— begin Supplied material —

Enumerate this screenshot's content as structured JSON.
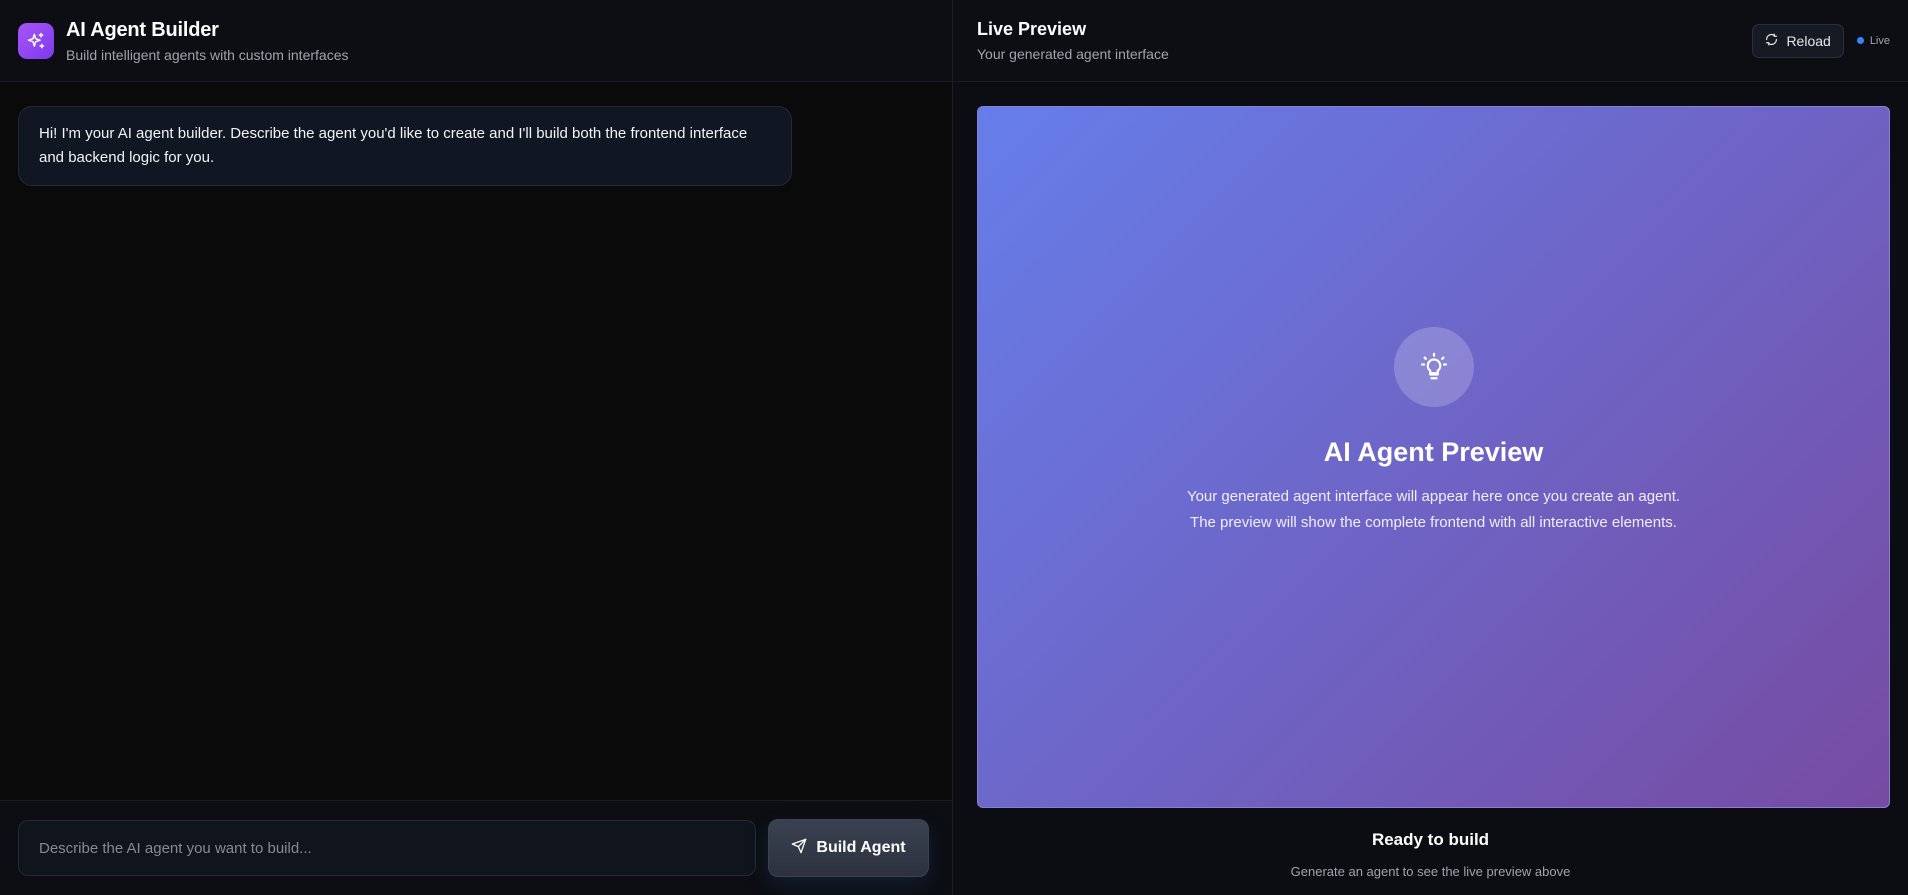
{
  "builder": {
    "title": "AI Agent Builder",
    "subtitle": "Build intelligent agents with custom interfaces",
    "logo_icon": "sparkles-icon",
    "accent": "#a855f7"
  },
  "chat": {
    "messages": [
      {
        "role": "assistant",
        "text": "Hi! I'm your AI agent builder. Describe the agent you'd like to create and I'll build both the frontend interface and backend logic for you."
      }
    ]
  },
  "composer": {
    "placeholder": "Describe the AI agent you want to build...",
    "value": "",
    "build_label": "Build Agent",
    "build_icon": "send-icon"
  },
  "preview_panel": {
    "title": "Live Preview",
    "subtitle": "Your generated agent interface",
    "reload_label": "Reload",
    "reload_icon": "refresh-icon",
    "live_label": "Live",
    "live_color": "#3b82f6"
  },
  "preview": {
    "icon": "lightbulb-icon",
    "title": "AI Agent Preview",
    "description": "Your generated agent interface will appear here once you create an agent. The preview will show the complete frontend with all interactive elements.",
    "gradient_start": "#667eea",
    "gradient_end": "#764ba2"
  },
  "status": {
    "title": "Ready to build",
    "subtitle": "Generate an agent to see the live preview above"
  }
}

— end Supplied material —

## Given request
Omit the pictures and restate the rest of the records verbatim.

## Written answer
Enumerate this screenshot's content as structured JSON.
{
  "builder": {
    "title": "AI Agent Builder",
    "subtitle": "Build intelligent agents with custom interfaces",
    "logo_icon": "sparkles-icon",
    "accent": "#a855f7"
  },
  "chat": {
    "messages": [
      {
        "role": "assistant",
        "text": "Hi! I'm your AI agent builder. Describe the agent you'd like to create and I'll build both the frontend interface and backend logic for you."
      }
    ]
  },
  "composer": {
    "placeholder": "Describe the AI agent you want to build...",
    "value": "",
    "build_label": "Build Agent",
    "build_icon": "send-icon"
  },
  "preview_panel": {
    "title": "Live Preview",
    "subtitle": "Your generated agent interface",
    "reload_label": "Reload",
    "reload_icon": "refresh-icon",
    "live_label": "Live",
    "live_color": "#3b82f6"
  },
  "preview": {
    "icon": "lightbulb-icon",
    "title": "AI Agent Preview",
    "description": "Your generated agent interface will appear here once you create an agent. The preview will show the complete frontend with all interactive elements.",
    "gradient_start": "#667eea",
    "gradient_end": "#764ba2"
  },
  "status": {
    "title": "Ready to build",
    "subtitle": "Generate an agent to see the live preview above"
  }
}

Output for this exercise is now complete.